Exercise directions: Pull out every line of the rows below without changing anything, but leave the pictures out of your answer.

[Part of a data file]
= = = =
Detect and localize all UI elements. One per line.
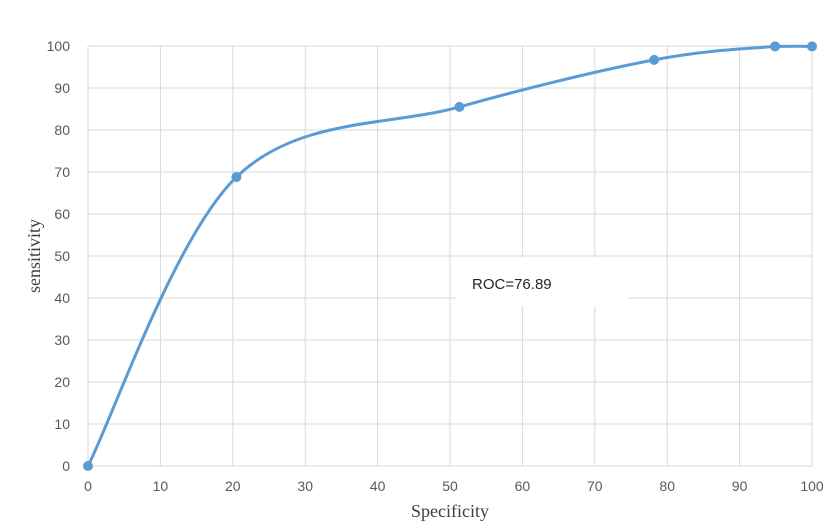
data-point-2: [454, 101, 465, 112]
x-tick-label-100: 100: [800, 478, 824, 494]
y-tick-label-70: 70: [54, 164, 70, 180]
x-tick-label-0: 0: [84, 478, 92, 494]
y-tick-label-40: 40: [54, 290, 70, 306]
data-point-4: [770, 41, 781, 52]
x-tick-label-90: 90: [732, 478, 748, 494]
data-point-0: [83, 461, 93, 471]
annotation-background: [456, 258, 628, 306]
x-tick-label-20: 20: [225, 478, 241, 494]
x-tick-label-10: 10: [153, 478, 169, 494]
data-point-3: [649, 54, 660, 65]
roc-annotation: ROC=76.89: [472, 276, 552, 293]
x-tick-label-80: 80: [659, 478, 675, 494]
x-tick-label-30: 30: [297, 478, 313, 494]
y-axis-tick-labels: 0 10 20 30 40 50 60 70 80 90 100: [47, 38, 71, 474]
y-tick-label-50: 50: [54, 248, 70, 264]
data-point-1: [231, 172, 242, 183]
x-tick-label-40: 40: [370, 478, 386, 494]
y-tick-label-30: 30: [54, 332, 70, 348]
y-axis-title: sensitivity: [24, 219, 44, 293]
x-tick-label-50: 50: [442, 478, 458, 494]
x-tick-label-70: 70: [587, 478, 603, 494]
data-point-5: [807, 41, 817, 52]
horizontal-gridlines: [88, 45, 812, 467]
y-tick-label-90: 90: [54, 80, 70, 96]
x-axis-tick-labels: 0 10 20 30 40 50 60 70 80 90 100: [84, 478, 824, 494]
x-axis-title: Specificity: [411, 501, 489, 521]
y-tick-label-0: 0: [62, 458, 70, 474]
y-tick-label-60: 60: [54, 206, 70, 222]
x-tick-label-60: 60: [515, 478, 531, 494]
y-tick-label-80: 80: [54, 122, 70, 138]
y-tick-label-20: 20: [54, 374, 70, 390]
y-tick-label-10: 10: [54, 416, 70, 432]
series-layer: [83, 41, 817, 471]
y-tick-label-100: 100: [47, 38, 71, 54]
annotation-layer: ROC=76.89: [456, 258, 628, 306]
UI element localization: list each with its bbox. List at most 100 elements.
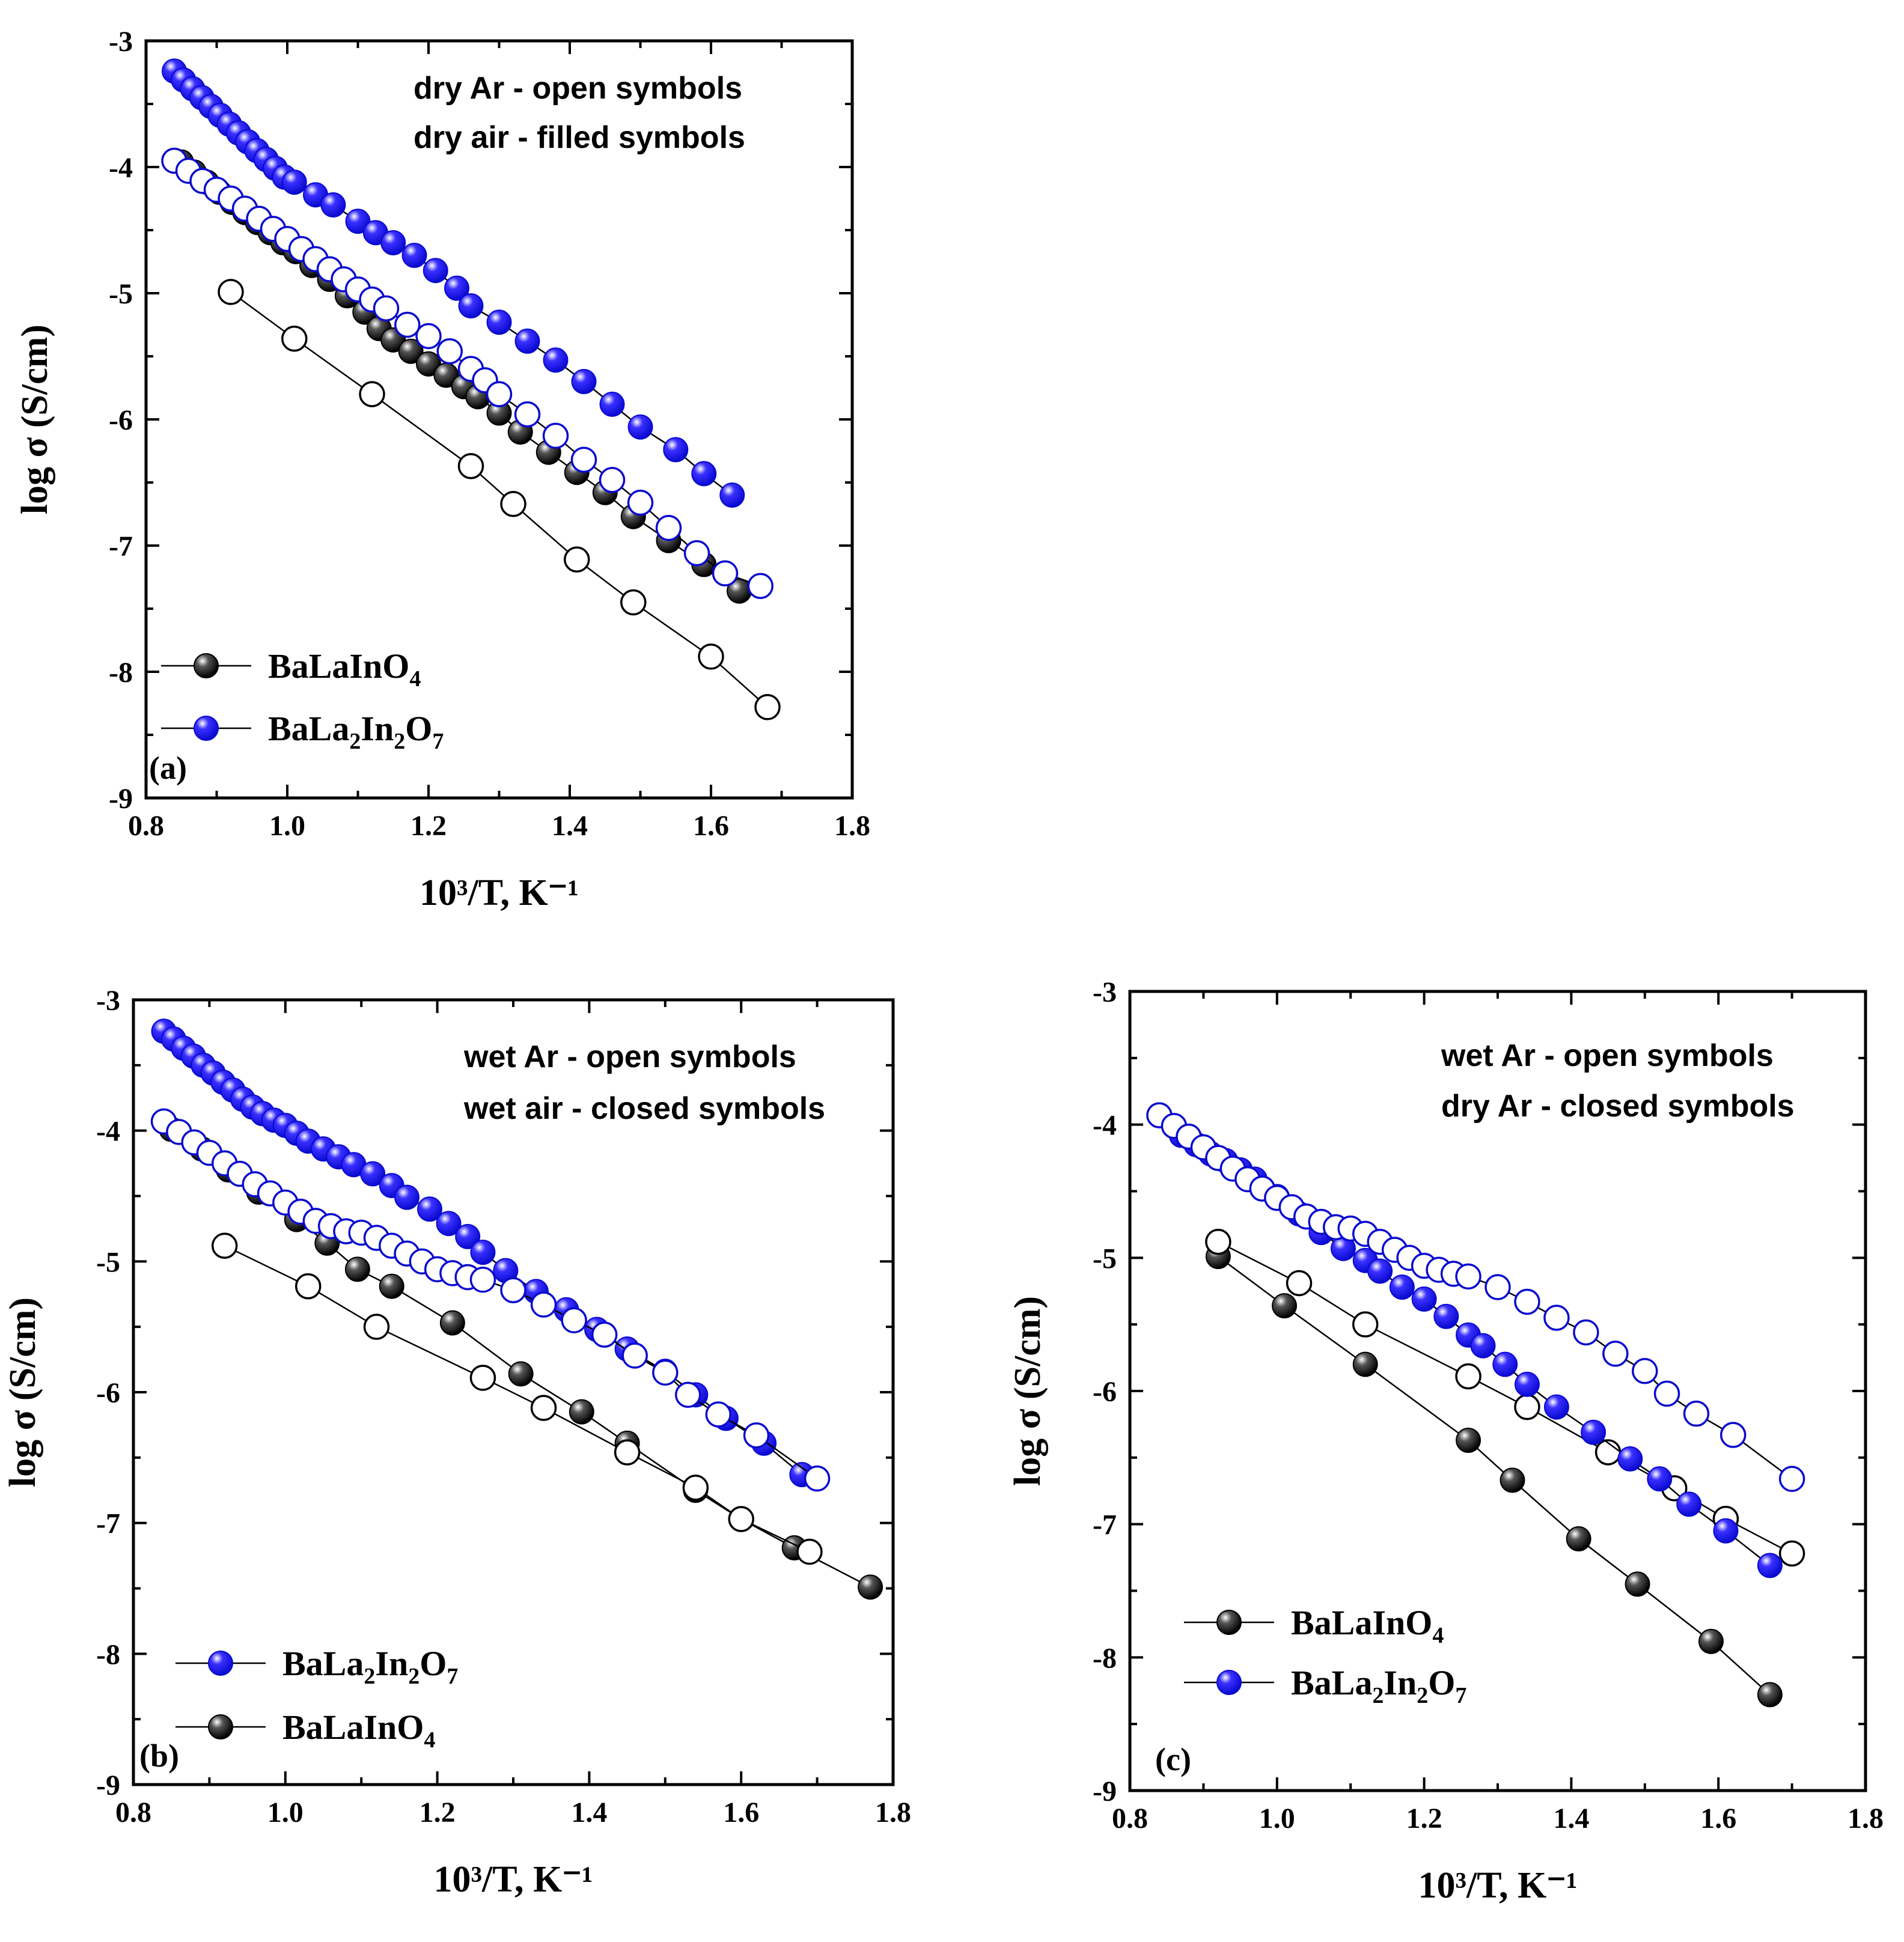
legend-marker	[208, 1651, 233, 1676]
data-point	[591, 1321, 618, 1348]
legend-subscript: 2	[364, 1664, 375, 1689]
data-point	[620, 589, 647, 616]
data-point	[416, 351, 441, 377]
legend-marker	[194, 653, 219, 678]
y-tick-label: -5	[109, 278, 133, 310]
legend-label: BaLaInO4	[1291, 1603, 1444, 1648]
data-point	[469, 1267, 496, 1293]
legend-text-part: In	[361, 709, 394, 748]
data-point	[1455, 1263, 1481, 1290]
data-point	[486, 381, 513, 407]
data-point	[674, 1381, 701, 1408]
data-point	[627, 414, 653, 440]
legend-label: BaLa2In2O7	[1291, 1663, 1466, 1708]
data-point	[398, 338, 424, 364]
y-tick-label: -4	[1093, 1110, 1117, 1142]
legend-marker	[194, 716, 219, 741]
data-point	[281, 325, 308, 352]
legend-entry: BaLaInO4	[161, 647, 421, 692]
y-tick-label: -3	[1093, 976, 1117, 1008]
data-point	[500, 490, 526, 517]
data-point	[294, 1273, 322, 1300]
x-tick-label: 1.6	[693, 810, 729, 842]
data-point	[394, 311, 421, 338]
data-point	[1455, 1363, 1481, 1390]
x-tick-label: 1.4	[552, 810, 588, 842]
data-point	[363, 1313, 390, 1340]
legend-label: BaLaInO4	[268, 647, 421, 692]
series-balaino4-dry-ar	[218, 279, 781, 720]
data-point	[1352, 1351, 1378, 1377]
legend-subscript: 2	[408, 1664, 420, 1689]
legend-subscript: 4	[409, 666, 421, 692]
panel-a: 0.8 1.0 1.2 1.4 1.6 1.8 -9 -8 -7 -6 -5 -4 -3 10³/T, K…	[14, 26, 870, 913]
data-point	[530, 1395, 557, 1421]
y-tick-label: -7	[96, 1508, 120, 1540]
series-bala2in2o7-dry-air	[162, 58, 745, 508]
data-point	[470, 1240, 496, 1265]
data-point	[320, 192, 346, 218]
x-tick-label: 1.6	[723, 1797, 759, 1828]
data-point	[682, 1475, 709, 1501]
data-point	[455, 1223, 481, 1249]
data-point	[1683, 1400, 1710, 1427]
data-point	[804, 1465, 831, 1492]
data-point	[394, 1184, 420, 1210]
legend-text-part: O	[1428, 1663, 1455, 1702]
data-point	[345, 209, 371, 234]
legend-subscript: 7	[432, 729, 444, 754]
data-point	[218, 279, 244, 305]
data-point	[747, 573, 774, 599]
data-point	[1647, 1466, 1673, 1492]
annotation-text: dry Ar - closed symbols	[1441, 1089, 1795, 1124]
data-point	[1757, 1553, 1783, 1578]
y-tick-label: -8	[1093, 1642, 1117, 1674]
data-point	[1500, 1467, 1525, 1493]
data-point	[444, 275, 469, 301]
legend-entry: BaLa2In2O7	[161, 709, 444, 754]
legend-marker	[208, 1714, 233, 1740]
data-point	[1514, 1371, 1540, 1397]
x-axis-title: 10³/T, K⁻¹	[1418, 1865, 1577, 1906]
legend-subscript: 2	[1372, 1683, 1384, 1708]
data-point	[599, 391, 625, 417]
data-point	[416, 1196, 442, 1222]
data-point	[1352, 1311, 1379, 1338]
annotation-text: wet air - closed symbols	[463, 1091, 825, 1126]
x-tick-label: 1.8	[1848, 1803, 1884, 1834]
data-point	[469, 1365, 496, 1391]
y-tick-label: -6	[109, 404, 133, 436]
y-tick-label: -7	[1093, 1509, 1117, 1541]
data-point	[1778, 1466, 1805, 1493]
series-bala2in2o7-wet-ar	[1146, 1102, 1805, 1493]
data-point	[564, 546, 590, 573]
data-point	[1713, 1518, 1739, 1544]
x-tick-label: 1.2	[1406, 1803, 1442, 1834]
data-point	[486, 309, 512, 335]
legend-text-part: BaLaInO	[268, 647, 409, 686]
legend-text-part: BaLaInO	[282, 1708, 424, 1747]
data-point	[1625, 1571, 1650, 1597]
data-point	[728, 1506, 754, 1532]
x-tick-label: 1.0	[1259, 1803, 1295, 1834]
data-point	[663, 437, 689, 463]
x-tick-label: 1.0	[269, 810, 305, 842]
y-tick-label: -7	[109, 531, 133, 562]
legend-label: BaLa2In2O7	[282, 1644, 458, 1689]
data-point	[1543, 1394, 1569, 1420]
data-point	[796, 1538, 823, 1565]
panel-c: 0.8 1.0 1.2 1.4 1.6 1.8 -9 -8 -7 -6 -5 -4 -3 10³/T, K…	[1007, 976, 1884, 1906]
y-tick-label: -6	[96, 1377, 120, 1409]
data-point	[1456, 1428, 1481, 1453]
data-point	[705, 1401, 732, 1428]
y-axis-title: log σ (S/cm)	[14, 324, 55, 514]
data-point	[1698, 1628, 1724, 1654]
data-point	[652, 1359, 679, 1386]
data-point	[569, 1399, 594, 1425]
data-point	[379, 1273, 404, 1299]
x-tick-label: 1.6	[1700, 1803, 1736, 1834]
data-point	[1389, 1274, 1415, 1300]
panel-b: 0.8 1.0 1.2 1.4 1.6 1.8 -9 -8 -7 -6 -5 -4 -3 10³/T, K…	[2, 985, 911, 1900]
panel-label: (c)	[1155, 1741, 1191, 1777]
legend-text-part: O	[405, 709, 432, 748]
= = = =
Solution for this task:
Detect and localize all UI elements. One per line.
data-point-2: [454, 101, 465, 112]
x-tick-label-100: 100: [800, 478, 824, 494]
y-tick-label-70: 70: [54, 164, 70, 180]
x-tick-label-0: 0: [84, 478, 92, 494]
y-tick-label-40: 40: [54, 290, 70, 306]
data-point-4: [770, 41, 781, 52]
x-tick-label-90: 90: [732, 478, 748, 494]
data-point-0: [83, 461, 93, 471]
annotation-background: [456, 258, 628, 306]
x-tick-label-20: 20: [225, 478, 241, 494]
x-tick-label-10: 10: [153, 478, 169, 494]
data-point-3: [649, 54, 660, 65]
roc-annotation: ROC=76.89: [472, 276, 552, 293]
x-tick-label-80: 80: [659, 478, 675, 494]
x-tick-label-30: 30: [297, 478, 313, 494]
y-axis-tick-labels: 0 10 20 30 40 50 60 70 80 90 100: [47, 38, 71, 474]
y-tick-label-50: 50: [54, 248, 70, 264]
data-point-1: [231, 172, 242, 183]
x-tick-label-40: 40: [370, 478, 386, 494]
y-tick-label-30: 30: [54, 332, 70, 348]
y-axis-title: sensitivity: [24, 219, 44, 293]
x-tick-label-50: 50: [442, 478, 458, 494]
x-tick-label-70: 70: [587, 478, 603, 494]
data-point-5: [807, 41, 817, 52]
horizontal-gridlines: [88, 45, 812, 467]
y-tick-label-90: 90: [54, 80, 70, 96]
x-axis-tick-labels: 0 10 20 30 40 50 60 70 80 90 100: [84, 478, 824, 494]
x-axis-title: Specificity: [411, 501, 489, 521]
y-tick-label-0: 0: [62, 458, 70, 474]
y-tick-label-60: 60: [54, 206, 70, 222]
x-tick-label-60: 60: [515, 478, 531, 494]
y-tick-label-80: 80: [54, 122, 70, 138]
y-tick-label-20: 20: [54, 374, 70, 390]
y-tick-label-10: 10: [54, 416, 70, 432]
series-layer: [83, 41, 817, 471]
y-tick-label-100: 100: [47, 38, 71, 54]
annotation-layer: ROC=76.89: [456, 258, 628, 306]
UI element localization: list each with its bbox. List at most 100 elements.
legend-marker	[208, 1651, 233, 1676]
data-point	[591, 1321, 618, 1348]
legend-subscript: 2	[364, 1664, 375, 1689]
data-point	[620, 589, 647, 616]
data-point	[416, 351, 441, 377]
legend-marker	[194, 653, 219, 678]
y-tick-label: -5	[109, 278, 133, 310]
legend-label: BaLaInO4	[1291, 1603, 1444, 1648]
data-point	[469, 1267, 496, 1293]
legend-text-part: In	[361, 709, 394, 748]
data-point	[1455, 1263, 1481, 1290]
data-point	[486, 381, 513, 407]
data-point	[674, 1381, 701, 1408]
data-point	[627, 414, 653, 440]
legend-label: BaLa2In2O7	[1291, 1663, 1466, 1708]
data-point	[398, 338, 424, 364]
y-tick-label: -4	[1093, 1110, 1117, 1142]
legend-marker	[194, 716, 219, 741]
data-point	[281, 325, 308, 352]
legend-entry: BaLaInO4	[161, 647, 421, 692]
y-tick-label: -3	[1093, 976, 1117, 1008]
data-point	[500, 490, 526, 517]
data-point	[294, 1273, 322, 1300]
x-tick-label: 1.6	[693, 810, 729, 842]
data-point	[394, 311, 421, 338]
data-point	[1455, 1363, 1481, 1390]
x-tick-label: 1.4	[552, 810, 588, 842]
data-point	[363, 1313, 390, 1340]
legend-label: BaLaInO4	[268, 647, 421, 692]
series-balaino4-dry-ar	[218, 279, 781, 720]
data-point	[1352, 1351, 1378, 1377]
legend-subscript: 2	[408, 1664, 420, 1689]
legend-subscript: 4	[409, 666, 421, 692]
panel-a: 0.8 1.0 1.2 1.4 1.6 1.8 -9 -8 -7 -6 -5 -4 -3 10³/T, K…	[14, 26, 870, 913]
data-point	[530, 1395, 557, 1421]
y-tick-label: -7	[96, 1508, 120, 1540]
series-bala2in2o7-dry-air	[162, 58, 745, 508]
data-point	[470, 1240, 496, 1265]
data-point	[320, 192, 346, 218]
x-tick-label: 1.6	[723, 1797, 759, 1828]
data-point	[682, 1475, 709, 1501]
data-point	[455, 1223, 481, 1249]
data-point	[1683, 1400, 1710, 1427]
data-point	[804, 1465, 831, 1492]
data-point	[394, 1184, 420, 1210]
legend-text-part: O	[1428, 1663, 1455, 1702]
data-point	[345, 209, 371, 234]
legend-subscript: 7	[432, 729, 444, 754]
data-point	[218, 279, 244, 305]
data-point	[747, 573, 774, 599]
data-point	[1647, 1466, 1673, 1492]
annotation-text: dry Ar - closed symbols	[1441, 1089, 1795, 1124]
data-point	[1757, 1553, 1783, 1578]
y-tick-label: -8	[1093, 1642, 1117, 1674]
data-point	[1500, 1467, 1525, 1493]
data-point	[444, 275, 469, 301]
legend-entry: BaLa2In2O7	[161, 709, 444, 754]
legend-marker	[208, 1714, 233, 1740]
data-point	[1514, 1371, 1540, 1397]
x-axis-title: 10³/T, K⁻¹	[1418, 1865, 1577, 1906]
legend-subscript: 2	[1372, 1683, 1384, 1708]
data-point	[599, 391, 625, 417]
data-point	[416, 1196, 442, 1222]
data-point	[1352, 1311, 1379, 1338]
annotation-text: wet air - closed symbols	[463, 1091, 825, 1126]
x-tick-label: 1.8	[1848, 1803, 1884, 1834]
data-point	[469, 1365, 496, 1391]
y-tick-label: -6	[109, 404, 133, 436]
y-tick-label: -7	[1093, 1509, 1117, 1541]
data-point	[1778, 1466, 1805, 1493]
series-bala2in2o7-wet-ar	[1146, 1102, 1805, 1493]
data-point	[564, 546, 590, 573]
data-point	[1713, 1518, 1739, 1544]
x-tick-label: 1.2	[1406, 1803, 1442, 1834]
data-point	[486, 309, 512, 335]
legend-text-part: BaLaInO	[268, 647, 409, 686]
legend-text-part: BaLaInO	[282, 1708, 424, 1747]
data-point	[1625, 1571, 1650, 1597]
data-point	[728, 1506, 754, 1532]
x-tick-label: 1.0	[1259, 1803, 1295, 1834]
data-point	[663, 437, 689, 463]
x-tick-label: 1.0	[269, 810, 305, 842]
y-tick-label: -7	[109, 531, 133, 562]
legend-label: BaLa2In2O7	[282, 1644, 458, 1689]
data-point	[1543, 1394, 1569, 1420]
data-point	[796, 1538, 823, 1565]
panel-c: 0.8 1.0 1.2 1.4 1.6 1.8 -9 -8 -7 -6 -5 -4 -3 10³/T, K…	[1007, 976, 1884, 1906]
y-tick-label: -6	[96, 1377, 120, 1409]
data-point	[1456, 1428, 1481, 1453]
data-point	[705, 1401, 732, 1428]
y-axis-title: log σ (S/cm)	[14, 324, 55, 514]
data-point	[1698, 1628, 1724, 1654]
data-point	[652, 1359, 679, 1386]
data-point	[569, 1399, 594, 1425]
data-point	[379, 1273, 404, 1299]
x-tick-label: 1.6	[1700, 1803, 1736, 1834]
data-point	[1389, 1274, 1415, 1300]
panel-b: 0.8 1.0 1.2 1.4 1.6 1.8 -9 -8 -7 -6 -5 -4 -3 10³/T, K…	[2, 985, 911, 1900]
panel-label: (c)	[1155, 1741, 1191, 1777]
legend-text-part: O	[405, 709, 432, 748]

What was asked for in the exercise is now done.